» REQUIREMENT
Select and copy out every line in the records containing "titration".

Stored items
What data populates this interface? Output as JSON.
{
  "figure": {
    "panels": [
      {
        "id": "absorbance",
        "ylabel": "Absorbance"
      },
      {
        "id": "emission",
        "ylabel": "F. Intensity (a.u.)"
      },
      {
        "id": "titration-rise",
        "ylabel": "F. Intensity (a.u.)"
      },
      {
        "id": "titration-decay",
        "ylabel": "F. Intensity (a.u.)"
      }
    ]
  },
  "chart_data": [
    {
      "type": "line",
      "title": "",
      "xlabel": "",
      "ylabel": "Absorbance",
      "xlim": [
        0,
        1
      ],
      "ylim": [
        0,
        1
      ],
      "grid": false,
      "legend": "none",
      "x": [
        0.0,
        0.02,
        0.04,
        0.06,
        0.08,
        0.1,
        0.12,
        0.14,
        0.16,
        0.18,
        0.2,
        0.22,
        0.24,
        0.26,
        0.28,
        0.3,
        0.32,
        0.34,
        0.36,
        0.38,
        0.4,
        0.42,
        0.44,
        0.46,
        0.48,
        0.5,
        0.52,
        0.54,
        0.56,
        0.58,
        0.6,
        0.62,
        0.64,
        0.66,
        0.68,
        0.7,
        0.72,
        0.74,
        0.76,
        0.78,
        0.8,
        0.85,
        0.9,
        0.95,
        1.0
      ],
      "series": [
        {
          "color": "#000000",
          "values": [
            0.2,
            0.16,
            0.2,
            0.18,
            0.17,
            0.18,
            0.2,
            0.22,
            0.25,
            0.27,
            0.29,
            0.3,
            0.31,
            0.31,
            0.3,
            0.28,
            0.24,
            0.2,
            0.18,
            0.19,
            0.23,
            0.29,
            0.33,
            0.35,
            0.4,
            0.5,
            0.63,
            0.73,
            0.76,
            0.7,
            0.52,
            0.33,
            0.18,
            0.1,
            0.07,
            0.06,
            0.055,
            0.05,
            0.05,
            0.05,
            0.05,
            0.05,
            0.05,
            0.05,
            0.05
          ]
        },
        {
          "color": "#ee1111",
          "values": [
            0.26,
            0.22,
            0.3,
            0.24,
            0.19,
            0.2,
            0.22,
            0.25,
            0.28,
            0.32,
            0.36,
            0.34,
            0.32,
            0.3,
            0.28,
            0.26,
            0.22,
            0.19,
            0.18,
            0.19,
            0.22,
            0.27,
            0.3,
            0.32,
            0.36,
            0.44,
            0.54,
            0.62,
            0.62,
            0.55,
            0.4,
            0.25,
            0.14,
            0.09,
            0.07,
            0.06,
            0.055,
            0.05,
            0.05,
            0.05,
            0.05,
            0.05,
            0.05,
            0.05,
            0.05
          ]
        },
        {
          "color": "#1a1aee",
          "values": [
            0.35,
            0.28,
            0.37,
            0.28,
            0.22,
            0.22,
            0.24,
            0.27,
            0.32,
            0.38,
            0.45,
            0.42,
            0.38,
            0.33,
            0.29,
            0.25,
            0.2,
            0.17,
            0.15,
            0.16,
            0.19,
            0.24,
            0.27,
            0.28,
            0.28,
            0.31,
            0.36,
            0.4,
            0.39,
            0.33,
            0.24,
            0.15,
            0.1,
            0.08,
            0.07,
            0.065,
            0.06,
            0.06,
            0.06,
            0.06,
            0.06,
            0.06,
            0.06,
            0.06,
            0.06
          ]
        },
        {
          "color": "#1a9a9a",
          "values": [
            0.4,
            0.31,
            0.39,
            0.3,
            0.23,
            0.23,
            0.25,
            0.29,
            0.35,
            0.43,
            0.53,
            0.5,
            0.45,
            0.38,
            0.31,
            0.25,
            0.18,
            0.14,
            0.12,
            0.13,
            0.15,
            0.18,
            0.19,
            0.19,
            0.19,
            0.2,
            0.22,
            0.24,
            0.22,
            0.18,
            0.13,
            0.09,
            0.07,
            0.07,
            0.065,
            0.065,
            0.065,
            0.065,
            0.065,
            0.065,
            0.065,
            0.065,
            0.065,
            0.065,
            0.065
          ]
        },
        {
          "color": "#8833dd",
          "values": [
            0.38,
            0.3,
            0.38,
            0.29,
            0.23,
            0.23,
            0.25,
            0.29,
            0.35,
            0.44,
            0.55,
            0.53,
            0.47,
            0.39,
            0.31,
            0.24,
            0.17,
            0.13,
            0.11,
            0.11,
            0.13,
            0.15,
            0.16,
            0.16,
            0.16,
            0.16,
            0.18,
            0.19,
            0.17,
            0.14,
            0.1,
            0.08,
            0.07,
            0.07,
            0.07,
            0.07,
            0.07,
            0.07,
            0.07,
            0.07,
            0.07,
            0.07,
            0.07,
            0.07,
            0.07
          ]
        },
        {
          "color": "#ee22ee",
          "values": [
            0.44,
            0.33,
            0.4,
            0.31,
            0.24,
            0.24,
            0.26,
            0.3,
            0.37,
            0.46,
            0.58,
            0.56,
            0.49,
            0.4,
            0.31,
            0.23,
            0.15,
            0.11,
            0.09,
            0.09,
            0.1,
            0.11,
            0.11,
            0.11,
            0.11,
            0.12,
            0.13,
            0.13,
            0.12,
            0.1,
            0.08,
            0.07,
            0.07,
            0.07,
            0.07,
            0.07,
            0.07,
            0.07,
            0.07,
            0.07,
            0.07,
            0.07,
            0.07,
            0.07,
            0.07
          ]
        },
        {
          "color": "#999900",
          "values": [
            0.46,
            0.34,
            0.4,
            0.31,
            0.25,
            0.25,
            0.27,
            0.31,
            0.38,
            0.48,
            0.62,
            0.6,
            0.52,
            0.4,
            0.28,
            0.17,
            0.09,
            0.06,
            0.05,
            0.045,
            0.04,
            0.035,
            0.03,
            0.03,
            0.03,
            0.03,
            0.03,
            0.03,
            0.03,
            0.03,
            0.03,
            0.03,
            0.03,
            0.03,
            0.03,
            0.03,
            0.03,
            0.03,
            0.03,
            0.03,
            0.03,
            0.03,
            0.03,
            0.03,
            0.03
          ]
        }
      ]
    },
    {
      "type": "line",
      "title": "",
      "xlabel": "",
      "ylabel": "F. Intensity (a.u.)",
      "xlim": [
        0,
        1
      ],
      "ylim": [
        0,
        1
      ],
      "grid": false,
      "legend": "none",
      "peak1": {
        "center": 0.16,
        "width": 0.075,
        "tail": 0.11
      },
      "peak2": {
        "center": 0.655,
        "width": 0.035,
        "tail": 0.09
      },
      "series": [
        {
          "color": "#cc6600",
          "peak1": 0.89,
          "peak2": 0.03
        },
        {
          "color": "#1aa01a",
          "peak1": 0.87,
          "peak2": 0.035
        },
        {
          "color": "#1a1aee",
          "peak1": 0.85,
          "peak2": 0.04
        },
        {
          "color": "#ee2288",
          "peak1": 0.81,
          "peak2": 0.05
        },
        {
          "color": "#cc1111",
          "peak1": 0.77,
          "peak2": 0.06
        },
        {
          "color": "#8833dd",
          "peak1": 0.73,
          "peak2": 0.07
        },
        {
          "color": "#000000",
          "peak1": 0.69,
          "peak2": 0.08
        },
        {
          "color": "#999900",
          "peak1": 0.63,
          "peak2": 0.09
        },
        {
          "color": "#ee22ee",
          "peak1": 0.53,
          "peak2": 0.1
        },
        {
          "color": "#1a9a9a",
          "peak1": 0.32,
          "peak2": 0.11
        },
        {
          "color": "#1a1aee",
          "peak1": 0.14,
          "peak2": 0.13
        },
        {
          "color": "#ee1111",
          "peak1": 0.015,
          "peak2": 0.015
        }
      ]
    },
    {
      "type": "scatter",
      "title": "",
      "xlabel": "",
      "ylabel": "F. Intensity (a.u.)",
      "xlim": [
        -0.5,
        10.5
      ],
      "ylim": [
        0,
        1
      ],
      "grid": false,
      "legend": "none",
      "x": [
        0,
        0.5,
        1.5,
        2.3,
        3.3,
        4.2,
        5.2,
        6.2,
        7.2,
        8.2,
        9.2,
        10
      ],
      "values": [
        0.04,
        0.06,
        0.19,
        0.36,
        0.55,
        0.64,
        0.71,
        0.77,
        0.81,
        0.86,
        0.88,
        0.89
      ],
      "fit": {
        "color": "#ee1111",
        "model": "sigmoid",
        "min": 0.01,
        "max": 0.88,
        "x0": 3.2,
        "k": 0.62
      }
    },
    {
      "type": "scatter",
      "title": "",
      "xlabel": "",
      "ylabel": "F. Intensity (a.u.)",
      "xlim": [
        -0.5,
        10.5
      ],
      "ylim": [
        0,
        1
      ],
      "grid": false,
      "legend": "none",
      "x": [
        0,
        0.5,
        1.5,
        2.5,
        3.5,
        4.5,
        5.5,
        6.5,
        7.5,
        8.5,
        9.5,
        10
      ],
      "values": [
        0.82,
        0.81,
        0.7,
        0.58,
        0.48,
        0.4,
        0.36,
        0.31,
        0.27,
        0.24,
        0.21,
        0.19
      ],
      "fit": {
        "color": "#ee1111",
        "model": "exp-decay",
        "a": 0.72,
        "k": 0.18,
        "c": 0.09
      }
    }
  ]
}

» SOLUTION TO THIS TASK
        "id": "titration-rise",
        "id": "titration-decay",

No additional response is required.